Task to complete: Of all the lines in the data below, how many contain "глины"? Report that number alone.

---------- Input material ----------

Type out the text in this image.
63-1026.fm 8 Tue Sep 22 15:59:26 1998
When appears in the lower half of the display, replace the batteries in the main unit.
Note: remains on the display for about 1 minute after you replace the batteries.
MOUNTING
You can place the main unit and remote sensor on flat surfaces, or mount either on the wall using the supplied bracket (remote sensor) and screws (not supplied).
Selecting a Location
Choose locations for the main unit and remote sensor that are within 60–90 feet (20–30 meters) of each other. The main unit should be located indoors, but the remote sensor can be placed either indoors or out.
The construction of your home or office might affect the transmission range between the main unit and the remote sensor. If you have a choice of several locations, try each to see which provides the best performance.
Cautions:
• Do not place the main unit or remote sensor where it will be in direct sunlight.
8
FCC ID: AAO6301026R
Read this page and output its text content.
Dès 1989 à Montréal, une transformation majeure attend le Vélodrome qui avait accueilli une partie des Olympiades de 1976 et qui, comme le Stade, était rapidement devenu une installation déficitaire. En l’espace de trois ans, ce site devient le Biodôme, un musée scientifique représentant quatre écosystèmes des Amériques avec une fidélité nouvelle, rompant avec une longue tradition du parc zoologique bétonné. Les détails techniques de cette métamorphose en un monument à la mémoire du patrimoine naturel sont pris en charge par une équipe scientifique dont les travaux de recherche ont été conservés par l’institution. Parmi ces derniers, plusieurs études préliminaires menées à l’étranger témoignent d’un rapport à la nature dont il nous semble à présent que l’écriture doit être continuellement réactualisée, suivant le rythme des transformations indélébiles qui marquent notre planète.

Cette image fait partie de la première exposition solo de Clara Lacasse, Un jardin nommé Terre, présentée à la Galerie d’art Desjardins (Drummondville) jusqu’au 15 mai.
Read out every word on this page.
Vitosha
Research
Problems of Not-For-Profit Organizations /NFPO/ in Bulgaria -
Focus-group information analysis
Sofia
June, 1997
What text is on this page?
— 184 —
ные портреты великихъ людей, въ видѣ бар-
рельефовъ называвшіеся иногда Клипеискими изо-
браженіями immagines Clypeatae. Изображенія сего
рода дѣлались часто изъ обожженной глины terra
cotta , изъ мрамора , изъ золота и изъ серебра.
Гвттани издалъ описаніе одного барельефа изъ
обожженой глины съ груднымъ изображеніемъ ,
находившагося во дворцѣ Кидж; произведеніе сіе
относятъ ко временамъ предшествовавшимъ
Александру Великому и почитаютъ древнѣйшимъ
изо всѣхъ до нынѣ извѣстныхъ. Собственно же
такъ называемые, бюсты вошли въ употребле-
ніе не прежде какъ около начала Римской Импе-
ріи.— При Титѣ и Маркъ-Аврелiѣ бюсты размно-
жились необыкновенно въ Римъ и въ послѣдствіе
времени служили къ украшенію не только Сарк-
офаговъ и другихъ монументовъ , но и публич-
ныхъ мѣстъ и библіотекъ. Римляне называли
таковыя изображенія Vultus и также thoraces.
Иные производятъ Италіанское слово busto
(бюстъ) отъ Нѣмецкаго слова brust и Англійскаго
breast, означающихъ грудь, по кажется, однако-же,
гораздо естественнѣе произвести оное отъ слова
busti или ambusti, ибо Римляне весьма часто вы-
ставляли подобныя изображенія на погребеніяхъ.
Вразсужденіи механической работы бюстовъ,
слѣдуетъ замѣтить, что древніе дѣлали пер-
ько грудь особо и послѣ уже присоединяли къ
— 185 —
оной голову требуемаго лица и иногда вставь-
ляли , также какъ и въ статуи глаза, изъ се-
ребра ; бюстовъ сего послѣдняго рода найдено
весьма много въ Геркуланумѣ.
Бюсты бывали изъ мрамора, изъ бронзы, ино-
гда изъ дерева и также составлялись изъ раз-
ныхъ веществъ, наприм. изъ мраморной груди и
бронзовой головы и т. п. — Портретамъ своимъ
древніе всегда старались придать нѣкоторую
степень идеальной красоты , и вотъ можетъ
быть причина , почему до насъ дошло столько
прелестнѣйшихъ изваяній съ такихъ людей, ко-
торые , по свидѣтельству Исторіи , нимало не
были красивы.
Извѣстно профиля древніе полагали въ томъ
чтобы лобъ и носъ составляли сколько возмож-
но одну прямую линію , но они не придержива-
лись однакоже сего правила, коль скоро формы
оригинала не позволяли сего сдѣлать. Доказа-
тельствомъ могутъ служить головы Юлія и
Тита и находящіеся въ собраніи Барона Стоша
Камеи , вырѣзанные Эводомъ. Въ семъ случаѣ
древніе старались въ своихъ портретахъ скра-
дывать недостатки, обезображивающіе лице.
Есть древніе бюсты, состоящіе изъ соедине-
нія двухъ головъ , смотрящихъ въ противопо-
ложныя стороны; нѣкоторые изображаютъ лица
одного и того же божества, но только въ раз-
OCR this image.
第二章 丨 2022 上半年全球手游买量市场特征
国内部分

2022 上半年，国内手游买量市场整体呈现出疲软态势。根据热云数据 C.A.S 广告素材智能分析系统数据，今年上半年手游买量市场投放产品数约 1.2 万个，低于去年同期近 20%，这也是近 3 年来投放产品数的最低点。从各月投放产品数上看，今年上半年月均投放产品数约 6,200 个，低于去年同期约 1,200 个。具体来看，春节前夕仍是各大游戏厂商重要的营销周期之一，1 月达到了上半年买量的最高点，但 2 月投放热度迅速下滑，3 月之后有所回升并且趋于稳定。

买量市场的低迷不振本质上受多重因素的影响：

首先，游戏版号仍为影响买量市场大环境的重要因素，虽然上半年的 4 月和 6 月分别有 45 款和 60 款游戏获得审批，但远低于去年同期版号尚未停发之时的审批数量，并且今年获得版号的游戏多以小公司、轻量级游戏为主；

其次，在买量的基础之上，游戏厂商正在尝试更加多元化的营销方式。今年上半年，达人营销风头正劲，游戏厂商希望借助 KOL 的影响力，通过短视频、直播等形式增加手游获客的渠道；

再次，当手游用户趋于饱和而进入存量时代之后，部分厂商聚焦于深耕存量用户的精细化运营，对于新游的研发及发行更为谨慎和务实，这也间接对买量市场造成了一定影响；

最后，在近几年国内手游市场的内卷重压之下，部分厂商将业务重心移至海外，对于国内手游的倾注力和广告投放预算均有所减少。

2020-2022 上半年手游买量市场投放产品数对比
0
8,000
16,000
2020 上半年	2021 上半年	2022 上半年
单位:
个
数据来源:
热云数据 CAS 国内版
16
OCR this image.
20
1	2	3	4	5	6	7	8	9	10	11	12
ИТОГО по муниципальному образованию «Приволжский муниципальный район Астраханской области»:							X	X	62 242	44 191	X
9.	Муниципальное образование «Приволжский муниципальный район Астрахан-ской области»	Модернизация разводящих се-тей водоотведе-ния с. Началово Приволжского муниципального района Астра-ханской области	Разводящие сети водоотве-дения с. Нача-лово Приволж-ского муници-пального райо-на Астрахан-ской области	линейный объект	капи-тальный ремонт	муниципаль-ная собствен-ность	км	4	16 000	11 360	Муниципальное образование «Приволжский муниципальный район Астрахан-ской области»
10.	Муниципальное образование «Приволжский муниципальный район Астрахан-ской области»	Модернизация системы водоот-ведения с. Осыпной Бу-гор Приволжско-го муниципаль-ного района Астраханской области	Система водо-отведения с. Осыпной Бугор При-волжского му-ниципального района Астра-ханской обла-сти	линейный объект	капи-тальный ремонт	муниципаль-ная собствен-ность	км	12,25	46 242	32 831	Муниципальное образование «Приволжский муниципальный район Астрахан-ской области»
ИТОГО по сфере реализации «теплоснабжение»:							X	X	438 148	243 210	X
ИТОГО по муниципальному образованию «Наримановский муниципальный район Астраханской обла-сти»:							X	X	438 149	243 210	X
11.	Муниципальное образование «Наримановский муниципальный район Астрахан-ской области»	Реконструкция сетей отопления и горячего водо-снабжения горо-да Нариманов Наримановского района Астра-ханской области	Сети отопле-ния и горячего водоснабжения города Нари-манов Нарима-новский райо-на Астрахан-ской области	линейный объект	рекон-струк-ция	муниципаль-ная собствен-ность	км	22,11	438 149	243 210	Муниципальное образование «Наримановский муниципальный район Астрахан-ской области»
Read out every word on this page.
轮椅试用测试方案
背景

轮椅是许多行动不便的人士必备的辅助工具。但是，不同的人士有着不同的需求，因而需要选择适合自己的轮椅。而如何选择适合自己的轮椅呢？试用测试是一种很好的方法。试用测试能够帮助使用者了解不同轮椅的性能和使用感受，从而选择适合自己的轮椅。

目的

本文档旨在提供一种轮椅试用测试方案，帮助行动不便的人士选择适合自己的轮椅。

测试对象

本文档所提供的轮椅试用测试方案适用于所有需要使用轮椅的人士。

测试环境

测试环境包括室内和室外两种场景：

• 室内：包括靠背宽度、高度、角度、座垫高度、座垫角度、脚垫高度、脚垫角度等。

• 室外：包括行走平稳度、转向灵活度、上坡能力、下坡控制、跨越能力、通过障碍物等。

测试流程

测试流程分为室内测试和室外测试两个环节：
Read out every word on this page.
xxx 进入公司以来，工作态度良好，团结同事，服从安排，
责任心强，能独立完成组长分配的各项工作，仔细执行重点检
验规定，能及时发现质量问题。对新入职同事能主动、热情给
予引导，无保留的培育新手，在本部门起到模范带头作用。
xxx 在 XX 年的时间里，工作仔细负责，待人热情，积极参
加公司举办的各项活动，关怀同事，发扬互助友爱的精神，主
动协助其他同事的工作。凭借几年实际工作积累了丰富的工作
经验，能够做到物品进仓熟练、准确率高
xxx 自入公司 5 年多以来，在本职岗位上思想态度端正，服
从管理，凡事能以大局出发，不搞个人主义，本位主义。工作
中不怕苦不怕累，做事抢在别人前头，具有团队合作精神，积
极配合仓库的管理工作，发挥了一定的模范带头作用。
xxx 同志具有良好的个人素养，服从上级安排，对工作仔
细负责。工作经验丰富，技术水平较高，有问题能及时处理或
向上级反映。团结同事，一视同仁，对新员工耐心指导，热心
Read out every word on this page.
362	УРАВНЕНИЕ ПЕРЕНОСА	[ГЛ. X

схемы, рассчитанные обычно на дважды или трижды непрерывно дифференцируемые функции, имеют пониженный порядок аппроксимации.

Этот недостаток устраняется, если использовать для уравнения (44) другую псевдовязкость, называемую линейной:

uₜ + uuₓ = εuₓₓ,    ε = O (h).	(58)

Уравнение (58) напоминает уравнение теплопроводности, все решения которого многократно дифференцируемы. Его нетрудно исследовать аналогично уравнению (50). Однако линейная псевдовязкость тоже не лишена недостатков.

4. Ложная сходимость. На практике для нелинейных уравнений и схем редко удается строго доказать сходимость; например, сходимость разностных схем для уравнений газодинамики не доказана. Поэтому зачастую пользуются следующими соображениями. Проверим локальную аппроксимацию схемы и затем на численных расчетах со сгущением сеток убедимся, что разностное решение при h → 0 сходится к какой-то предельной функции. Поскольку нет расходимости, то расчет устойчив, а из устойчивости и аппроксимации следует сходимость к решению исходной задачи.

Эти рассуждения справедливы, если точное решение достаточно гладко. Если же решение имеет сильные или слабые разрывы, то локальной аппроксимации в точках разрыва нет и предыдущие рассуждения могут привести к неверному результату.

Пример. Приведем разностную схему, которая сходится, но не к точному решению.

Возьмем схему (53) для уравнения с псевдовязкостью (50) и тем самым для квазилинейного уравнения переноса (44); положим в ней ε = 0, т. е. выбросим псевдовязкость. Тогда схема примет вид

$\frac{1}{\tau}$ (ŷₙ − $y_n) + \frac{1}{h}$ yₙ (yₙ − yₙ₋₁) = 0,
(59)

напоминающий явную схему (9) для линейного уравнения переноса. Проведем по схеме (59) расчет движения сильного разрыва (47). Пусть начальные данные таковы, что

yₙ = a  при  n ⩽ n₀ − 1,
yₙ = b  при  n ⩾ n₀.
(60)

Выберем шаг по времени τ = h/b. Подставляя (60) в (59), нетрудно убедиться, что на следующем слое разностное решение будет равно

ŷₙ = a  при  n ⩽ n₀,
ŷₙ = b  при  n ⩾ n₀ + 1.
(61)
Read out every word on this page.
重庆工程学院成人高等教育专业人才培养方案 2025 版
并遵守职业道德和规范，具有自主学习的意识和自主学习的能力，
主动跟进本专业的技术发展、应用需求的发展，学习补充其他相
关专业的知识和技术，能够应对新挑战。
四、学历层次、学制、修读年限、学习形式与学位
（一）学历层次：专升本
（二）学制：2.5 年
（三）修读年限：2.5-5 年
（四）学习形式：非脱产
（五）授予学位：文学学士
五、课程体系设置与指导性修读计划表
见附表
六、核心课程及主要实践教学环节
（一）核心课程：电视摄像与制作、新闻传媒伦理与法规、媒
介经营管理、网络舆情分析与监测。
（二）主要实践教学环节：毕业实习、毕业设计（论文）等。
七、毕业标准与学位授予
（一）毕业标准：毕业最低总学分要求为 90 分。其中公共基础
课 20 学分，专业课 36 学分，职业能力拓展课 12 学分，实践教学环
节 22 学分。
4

----------

The response: 2